Exercise details
Each line of the listing that contains the word "bottom" is to be copied.

Exercise input
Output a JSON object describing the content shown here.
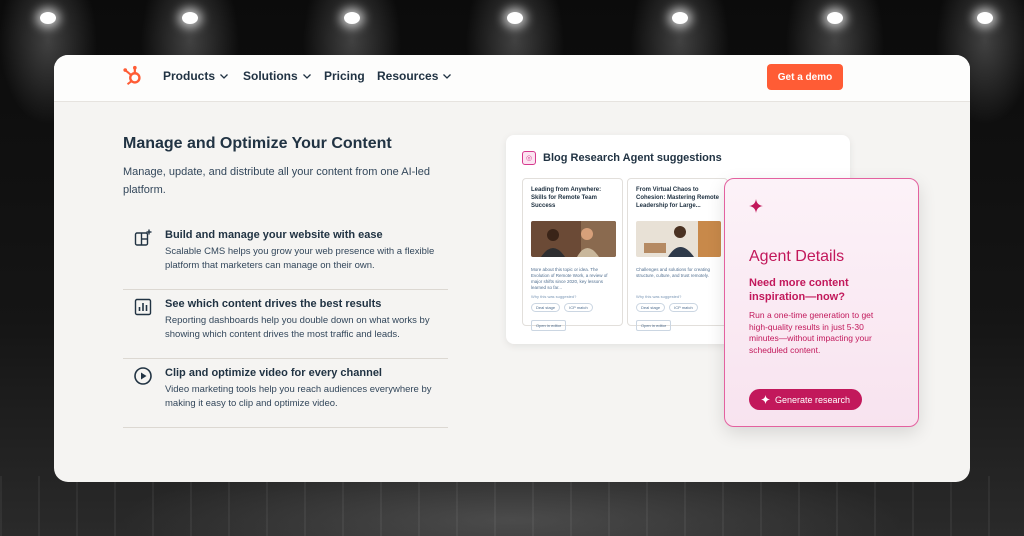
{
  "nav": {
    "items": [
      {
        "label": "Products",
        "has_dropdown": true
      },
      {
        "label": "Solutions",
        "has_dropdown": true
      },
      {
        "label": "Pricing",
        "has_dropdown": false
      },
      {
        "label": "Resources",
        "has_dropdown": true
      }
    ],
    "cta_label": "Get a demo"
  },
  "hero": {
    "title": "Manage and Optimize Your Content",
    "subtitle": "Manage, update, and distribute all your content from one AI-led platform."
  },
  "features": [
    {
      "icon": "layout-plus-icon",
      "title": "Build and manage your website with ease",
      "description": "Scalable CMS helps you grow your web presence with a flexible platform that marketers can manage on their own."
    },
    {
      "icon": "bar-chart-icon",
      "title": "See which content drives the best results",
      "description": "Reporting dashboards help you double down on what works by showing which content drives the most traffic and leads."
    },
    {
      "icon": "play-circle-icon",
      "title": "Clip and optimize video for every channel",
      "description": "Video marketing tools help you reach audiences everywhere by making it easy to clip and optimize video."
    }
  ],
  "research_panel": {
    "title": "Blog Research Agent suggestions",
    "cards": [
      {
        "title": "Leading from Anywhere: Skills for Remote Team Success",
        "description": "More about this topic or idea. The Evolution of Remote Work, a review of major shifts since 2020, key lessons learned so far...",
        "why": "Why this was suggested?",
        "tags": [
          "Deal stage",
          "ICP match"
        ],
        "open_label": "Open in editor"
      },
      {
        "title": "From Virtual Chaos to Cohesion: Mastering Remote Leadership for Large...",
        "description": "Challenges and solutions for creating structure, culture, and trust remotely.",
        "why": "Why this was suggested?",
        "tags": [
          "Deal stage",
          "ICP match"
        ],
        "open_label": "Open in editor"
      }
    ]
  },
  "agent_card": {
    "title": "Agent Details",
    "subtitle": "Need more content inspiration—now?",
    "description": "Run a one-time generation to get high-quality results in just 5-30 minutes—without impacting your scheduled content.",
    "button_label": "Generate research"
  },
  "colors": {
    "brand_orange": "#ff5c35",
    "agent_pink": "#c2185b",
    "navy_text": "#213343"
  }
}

---

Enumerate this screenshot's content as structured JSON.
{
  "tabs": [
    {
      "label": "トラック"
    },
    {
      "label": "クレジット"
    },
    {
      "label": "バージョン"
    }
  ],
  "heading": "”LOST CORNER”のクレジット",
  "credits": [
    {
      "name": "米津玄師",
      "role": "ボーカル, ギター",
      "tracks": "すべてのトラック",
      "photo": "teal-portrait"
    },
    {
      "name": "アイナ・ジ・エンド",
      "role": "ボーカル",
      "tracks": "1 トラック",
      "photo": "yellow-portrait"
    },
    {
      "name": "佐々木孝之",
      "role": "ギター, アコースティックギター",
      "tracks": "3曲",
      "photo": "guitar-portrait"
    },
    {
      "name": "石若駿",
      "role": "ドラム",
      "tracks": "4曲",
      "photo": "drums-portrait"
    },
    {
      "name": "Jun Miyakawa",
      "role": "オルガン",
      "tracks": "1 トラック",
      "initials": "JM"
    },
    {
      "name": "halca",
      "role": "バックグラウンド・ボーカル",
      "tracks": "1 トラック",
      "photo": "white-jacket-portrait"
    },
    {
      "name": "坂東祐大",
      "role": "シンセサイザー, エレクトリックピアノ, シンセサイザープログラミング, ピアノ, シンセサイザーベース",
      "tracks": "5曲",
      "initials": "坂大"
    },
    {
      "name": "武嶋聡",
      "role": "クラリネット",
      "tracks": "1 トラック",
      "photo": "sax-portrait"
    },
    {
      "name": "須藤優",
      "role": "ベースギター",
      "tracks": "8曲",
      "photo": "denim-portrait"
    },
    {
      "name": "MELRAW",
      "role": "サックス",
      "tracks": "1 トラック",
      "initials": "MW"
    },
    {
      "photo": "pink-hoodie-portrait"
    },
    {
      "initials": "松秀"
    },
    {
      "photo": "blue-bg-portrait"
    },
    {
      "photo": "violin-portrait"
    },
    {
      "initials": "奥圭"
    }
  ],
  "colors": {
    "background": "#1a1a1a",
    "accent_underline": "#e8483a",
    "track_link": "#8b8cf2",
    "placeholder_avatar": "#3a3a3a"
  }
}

---

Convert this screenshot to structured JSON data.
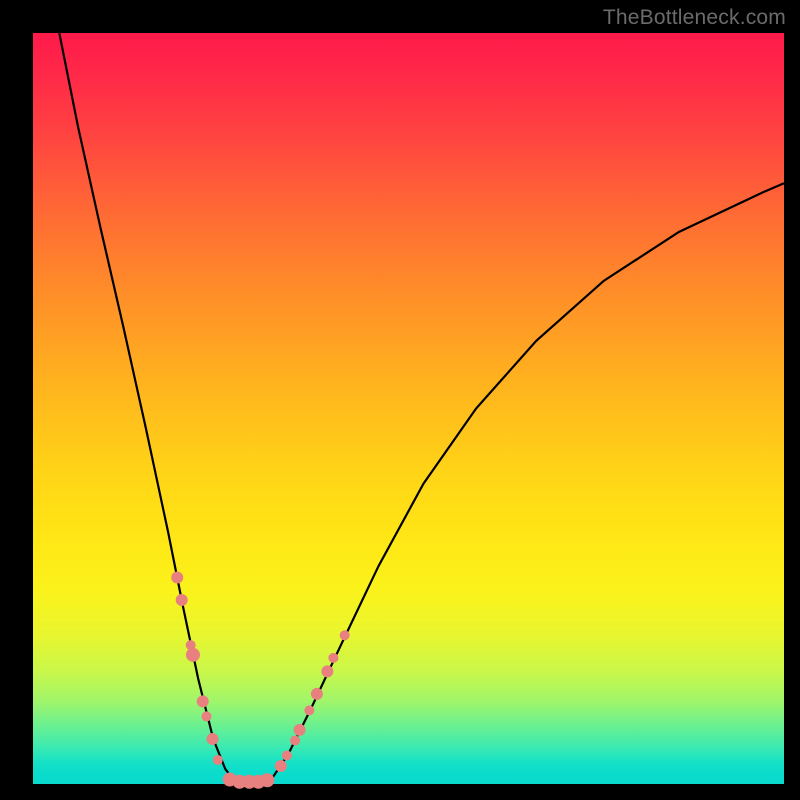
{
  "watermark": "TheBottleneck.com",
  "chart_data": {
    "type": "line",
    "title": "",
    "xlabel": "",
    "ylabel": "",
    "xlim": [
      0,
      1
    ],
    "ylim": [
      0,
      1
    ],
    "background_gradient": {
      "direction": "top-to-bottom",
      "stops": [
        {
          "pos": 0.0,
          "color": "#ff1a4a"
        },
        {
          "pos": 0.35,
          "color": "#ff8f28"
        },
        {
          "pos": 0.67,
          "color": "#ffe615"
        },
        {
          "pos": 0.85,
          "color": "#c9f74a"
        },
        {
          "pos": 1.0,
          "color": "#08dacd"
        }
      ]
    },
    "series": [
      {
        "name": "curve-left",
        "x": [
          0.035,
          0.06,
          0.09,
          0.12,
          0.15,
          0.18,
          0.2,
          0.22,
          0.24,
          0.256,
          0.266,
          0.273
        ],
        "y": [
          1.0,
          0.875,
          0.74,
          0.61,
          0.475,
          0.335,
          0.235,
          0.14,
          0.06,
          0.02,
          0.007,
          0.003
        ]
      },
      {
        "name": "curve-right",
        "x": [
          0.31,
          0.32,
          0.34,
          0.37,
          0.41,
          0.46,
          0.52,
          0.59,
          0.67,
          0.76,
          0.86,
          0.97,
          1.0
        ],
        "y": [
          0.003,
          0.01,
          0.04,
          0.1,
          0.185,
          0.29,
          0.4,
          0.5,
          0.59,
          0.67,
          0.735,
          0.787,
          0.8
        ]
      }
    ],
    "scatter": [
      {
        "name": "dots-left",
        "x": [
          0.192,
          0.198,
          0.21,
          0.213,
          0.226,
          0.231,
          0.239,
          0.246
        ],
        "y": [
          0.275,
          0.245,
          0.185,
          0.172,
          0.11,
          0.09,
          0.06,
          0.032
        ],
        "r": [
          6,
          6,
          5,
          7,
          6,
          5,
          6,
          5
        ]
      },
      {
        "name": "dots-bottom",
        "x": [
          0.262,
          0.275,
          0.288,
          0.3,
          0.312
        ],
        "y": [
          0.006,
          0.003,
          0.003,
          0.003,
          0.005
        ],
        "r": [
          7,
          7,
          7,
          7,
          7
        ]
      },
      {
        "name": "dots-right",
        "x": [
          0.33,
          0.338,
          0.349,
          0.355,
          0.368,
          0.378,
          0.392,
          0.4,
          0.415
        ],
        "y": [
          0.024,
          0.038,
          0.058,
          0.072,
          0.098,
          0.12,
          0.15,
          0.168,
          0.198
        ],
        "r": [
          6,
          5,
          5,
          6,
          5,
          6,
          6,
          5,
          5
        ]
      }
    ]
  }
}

Result of the task
      "direction": "top-to-bottom",
        "name": "dots-bottom",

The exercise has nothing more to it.